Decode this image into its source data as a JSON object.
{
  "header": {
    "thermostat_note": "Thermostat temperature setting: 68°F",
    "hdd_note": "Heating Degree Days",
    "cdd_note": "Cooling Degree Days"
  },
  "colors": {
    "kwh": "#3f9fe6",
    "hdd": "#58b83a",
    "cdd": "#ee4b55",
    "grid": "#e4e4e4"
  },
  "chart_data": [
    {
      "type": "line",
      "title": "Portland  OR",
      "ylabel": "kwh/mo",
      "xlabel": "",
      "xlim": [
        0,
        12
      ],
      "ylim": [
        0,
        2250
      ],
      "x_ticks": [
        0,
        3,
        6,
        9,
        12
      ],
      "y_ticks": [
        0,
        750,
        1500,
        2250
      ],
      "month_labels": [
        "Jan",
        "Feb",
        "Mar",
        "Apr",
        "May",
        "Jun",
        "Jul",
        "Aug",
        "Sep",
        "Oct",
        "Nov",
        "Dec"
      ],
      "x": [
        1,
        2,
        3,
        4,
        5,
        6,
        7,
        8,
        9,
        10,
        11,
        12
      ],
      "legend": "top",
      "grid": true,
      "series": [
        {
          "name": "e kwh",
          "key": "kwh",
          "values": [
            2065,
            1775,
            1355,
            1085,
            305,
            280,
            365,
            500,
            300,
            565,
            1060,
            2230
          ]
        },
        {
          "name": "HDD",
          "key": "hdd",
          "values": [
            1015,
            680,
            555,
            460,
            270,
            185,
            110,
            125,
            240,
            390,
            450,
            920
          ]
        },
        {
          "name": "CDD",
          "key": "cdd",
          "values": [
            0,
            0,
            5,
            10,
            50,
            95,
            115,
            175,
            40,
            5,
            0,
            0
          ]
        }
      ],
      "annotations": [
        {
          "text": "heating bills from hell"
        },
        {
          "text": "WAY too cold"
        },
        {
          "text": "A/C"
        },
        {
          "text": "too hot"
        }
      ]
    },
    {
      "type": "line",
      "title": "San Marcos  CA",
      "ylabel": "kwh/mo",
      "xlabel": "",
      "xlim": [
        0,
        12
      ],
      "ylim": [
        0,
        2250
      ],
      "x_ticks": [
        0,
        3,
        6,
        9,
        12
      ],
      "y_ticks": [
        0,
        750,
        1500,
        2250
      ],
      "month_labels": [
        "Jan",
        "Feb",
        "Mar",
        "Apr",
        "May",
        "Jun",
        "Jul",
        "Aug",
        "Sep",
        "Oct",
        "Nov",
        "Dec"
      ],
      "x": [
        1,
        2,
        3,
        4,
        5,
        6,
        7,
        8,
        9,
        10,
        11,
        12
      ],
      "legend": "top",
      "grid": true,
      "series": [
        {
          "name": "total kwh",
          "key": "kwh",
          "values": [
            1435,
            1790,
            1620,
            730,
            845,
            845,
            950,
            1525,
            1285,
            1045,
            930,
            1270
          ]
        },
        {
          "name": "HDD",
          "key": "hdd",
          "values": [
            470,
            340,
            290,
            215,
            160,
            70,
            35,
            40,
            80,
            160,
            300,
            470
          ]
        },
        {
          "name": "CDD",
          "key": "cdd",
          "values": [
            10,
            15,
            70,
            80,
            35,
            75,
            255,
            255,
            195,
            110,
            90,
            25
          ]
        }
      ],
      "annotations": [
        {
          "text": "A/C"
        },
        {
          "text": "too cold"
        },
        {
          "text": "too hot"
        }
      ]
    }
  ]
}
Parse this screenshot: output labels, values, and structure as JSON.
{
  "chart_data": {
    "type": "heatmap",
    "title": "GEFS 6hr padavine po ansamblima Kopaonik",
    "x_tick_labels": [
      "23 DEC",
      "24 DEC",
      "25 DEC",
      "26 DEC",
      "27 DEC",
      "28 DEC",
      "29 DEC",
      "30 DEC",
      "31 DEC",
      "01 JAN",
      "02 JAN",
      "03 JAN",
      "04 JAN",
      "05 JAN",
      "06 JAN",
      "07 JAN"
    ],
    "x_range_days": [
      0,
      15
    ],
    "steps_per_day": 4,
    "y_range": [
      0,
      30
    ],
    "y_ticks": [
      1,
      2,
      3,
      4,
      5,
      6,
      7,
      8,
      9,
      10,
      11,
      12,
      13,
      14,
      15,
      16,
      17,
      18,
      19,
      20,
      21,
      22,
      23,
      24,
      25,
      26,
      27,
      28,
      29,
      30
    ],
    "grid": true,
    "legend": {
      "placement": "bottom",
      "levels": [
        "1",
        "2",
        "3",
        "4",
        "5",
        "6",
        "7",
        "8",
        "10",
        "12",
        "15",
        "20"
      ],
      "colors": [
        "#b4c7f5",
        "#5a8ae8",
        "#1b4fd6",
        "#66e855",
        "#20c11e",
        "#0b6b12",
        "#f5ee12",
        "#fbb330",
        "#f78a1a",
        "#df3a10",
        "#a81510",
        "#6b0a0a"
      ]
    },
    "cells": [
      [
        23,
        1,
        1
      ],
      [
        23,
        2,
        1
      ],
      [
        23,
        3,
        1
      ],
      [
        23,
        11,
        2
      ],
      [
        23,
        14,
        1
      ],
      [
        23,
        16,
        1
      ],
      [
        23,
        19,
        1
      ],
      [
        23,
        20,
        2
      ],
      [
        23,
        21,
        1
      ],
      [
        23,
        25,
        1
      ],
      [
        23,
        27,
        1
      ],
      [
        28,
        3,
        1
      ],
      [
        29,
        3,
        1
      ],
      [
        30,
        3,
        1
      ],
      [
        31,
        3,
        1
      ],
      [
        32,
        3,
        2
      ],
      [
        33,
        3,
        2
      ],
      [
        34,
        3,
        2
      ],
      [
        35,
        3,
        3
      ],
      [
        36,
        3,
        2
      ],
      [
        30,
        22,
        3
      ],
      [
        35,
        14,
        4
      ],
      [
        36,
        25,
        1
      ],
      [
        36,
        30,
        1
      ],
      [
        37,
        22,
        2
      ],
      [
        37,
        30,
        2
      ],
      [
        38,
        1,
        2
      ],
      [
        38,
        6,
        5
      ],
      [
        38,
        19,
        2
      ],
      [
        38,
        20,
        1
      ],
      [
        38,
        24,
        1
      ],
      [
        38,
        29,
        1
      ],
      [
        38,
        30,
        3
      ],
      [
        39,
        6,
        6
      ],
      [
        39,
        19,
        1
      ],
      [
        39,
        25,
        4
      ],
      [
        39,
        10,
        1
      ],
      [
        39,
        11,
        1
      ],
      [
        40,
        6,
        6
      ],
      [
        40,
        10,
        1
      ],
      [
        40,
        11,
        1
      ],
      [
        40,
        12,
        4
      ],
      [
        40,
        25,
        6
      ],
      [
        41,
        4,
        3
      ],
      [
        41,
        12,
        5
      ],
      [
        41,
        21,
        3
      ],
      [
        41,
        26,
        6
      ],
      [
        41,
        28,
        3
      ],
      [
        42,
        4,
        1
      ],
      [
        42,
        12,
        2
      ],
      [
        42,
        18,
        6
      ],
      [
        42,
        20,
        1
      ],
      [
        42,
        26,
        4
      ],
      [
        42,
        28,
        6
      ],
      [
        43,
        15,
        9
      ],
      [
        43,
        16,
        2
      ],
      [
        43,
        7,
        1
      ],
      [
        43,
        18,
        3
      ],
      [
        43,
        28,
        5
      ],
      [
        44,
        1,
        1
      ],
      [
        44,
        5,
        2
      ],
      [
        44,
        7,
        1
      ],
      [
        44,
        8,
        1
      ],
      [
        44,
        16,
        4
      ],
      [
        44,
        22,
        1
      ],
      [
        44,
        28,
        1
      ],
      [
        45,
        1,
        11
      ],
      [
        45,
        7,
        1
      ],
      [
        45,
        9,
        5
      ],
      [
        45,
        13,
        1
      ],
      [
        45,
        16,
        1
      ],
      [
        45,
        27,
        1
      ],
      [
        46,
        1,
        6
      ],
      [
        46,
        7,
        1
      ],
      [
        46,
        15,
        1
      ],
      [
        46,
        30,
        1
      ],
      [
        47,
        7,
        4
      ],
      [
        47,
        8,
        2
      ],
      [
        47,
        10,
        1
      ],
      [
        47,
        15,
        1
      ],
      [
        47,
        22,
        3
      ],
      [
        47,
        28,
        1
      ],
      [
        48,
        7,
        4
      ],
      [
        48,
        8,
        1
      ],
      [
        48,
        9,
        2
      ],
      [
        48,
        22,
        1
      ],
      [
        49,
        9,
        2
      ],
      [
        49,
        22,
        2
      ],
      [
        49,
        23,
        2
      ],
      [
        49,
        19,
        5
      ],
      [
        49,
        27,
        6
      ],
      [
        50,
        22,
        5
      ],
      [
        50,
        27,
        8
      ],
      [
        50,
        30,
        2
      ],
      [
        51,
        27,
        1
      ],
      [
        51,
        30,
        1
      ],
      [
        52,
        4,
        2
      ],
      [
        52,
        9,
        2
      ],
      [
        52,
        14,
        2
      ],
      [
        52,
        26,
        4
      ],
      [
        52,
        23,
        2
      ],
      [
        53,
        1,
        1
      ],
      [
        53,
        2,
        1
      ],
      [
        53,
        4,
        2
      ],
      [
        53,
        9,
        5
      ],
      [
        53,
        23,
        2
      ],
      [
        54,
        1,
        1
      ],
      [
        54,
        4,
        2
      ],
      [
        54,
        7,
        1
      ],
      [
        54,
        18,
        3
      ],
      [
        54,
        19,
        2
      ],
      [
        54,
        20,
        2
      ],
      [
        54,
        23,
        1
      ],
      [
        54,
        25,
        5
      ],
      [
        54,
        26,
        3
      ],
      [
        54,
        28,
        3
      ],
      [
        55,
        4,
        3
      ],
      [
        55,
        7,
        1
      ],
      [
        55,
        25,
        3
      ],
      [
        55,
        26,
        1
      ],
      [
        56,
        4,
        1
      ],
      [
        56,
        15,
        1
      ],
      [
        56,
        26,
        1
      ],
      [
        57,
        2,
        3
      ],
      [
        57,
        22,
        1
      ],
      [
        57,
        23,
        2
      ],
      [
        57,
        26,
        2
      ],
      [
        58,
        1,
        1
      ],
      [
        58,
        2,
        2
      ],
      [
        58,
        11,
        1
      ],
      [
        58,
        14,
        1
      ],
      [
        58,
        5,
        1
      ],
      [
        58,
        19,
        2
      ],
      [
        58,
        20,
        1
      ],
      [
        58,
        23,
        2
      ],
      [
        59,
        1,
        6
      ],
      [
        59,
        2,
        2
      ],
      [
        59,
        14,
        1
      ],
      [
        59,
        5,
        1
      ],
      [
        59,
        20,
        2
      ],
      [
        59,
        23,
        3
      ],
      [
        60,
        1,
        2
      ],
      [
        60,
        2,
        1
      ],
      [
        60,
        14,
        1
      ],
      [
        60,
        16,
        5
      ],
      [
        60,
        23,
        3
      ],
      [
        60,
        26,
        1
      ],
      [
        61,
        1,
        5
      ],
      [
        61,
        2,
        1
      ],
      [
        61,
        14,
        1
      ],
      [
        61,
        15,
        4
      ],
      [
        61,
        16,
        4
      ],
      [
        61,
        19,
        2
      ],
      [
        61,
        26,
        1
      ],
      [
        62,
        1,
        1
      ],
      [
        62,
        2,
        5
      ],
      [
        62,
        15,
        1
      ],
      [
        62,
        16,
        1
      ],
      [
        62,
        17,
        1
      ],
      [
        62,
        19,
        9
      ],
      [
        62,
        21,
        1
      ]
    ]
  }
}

▶ **WRITTEN EXERCISE**: From the records above, pull out every line containing the word "grid".

▶ **SOLUTION BELOW**:
    "grid": "#e4e4e4"
      "grid": true,
      "grid": true,
    "grid": true,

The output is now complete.